Stored data =>
•••••

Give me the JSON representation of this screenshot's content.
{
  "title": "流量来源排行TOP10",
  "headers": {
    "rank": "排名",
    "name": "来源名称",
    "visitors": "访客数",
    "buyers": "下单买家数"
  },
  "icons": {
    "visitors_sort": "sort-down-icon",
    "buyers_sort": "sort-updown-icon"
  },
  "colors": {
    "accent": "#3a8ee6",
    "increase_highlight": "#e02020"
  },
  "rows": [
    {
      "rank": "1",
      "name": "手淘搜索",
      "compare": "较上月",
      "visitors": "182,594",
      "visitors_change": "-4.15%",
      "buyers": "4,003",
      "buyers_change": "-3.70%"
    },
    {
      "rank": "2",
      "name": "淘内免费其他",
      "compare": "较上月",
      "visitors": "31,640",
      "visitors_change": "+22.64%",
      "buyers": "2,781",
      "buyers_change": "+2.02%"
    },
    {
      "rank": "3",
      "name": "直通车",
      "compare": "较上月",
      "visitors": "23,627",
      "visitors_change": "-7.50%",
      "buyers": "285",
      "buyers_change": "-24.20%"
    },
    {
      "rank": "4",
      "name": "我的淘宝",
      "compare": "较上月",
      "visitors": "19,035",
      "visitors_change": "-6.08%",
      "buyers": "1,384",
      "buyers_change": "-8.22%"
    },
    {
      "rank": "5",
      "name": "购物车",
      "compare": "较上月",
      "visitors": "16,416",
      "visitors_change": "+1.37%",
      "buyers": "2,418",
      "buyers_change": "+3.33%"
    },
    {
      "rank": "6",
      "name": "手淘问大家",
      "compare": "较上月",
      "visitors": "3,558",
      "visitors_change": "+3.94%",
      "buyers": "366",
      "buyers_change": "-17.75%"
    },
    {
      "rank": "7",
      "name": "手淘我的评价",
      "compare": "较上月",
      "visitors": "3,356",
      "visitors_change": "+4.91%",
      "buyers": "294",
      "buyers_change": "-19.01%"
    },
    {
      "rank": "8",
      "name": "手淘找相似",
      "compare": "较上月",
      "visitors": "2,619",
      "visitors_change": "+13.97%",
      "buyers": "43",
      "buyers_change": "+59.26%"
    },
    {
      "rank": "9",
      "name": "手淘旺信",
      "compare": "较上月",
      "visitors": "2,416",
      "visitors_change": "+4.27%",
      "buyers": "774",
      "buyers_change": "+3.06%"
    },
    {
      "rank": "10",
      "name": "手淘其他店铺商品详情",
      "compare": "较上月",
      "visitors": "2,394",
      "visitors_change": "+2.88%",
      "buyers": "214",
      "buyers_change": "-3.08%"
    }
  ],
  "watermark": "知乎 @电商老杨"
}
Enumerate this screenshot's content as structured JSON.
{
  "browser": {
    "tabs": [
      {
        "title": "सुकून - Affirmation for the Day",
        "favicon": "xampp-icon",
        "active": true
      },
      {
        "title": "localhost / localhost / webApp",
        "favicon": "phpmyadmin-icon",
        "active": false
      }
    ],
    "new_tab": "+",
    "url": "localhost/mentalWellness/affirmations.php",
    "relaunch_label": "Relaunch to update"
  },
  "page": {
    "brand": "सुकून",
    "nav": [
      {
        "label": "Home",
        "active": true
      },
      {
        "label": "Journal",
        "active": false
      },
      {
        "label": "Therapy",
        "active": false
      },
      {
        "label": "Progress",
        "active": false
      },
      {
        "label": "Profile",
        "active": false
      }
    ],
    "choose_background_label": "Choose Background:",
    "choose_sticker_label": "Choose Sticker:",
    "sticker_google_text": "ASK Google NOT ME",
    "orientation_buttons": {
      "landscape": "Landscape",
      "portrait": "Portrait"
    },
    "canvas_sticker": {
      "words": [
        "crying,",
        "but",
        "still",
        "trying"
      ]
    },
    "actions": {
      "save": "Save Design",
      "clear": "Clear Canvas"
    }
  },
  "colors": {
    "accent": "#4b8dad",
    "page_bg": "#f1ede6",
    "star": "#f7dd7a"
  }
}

•••••

Prompt =>
Go through the data and count each line that has the word "JSON", then give the total alone.

Task answer =>
2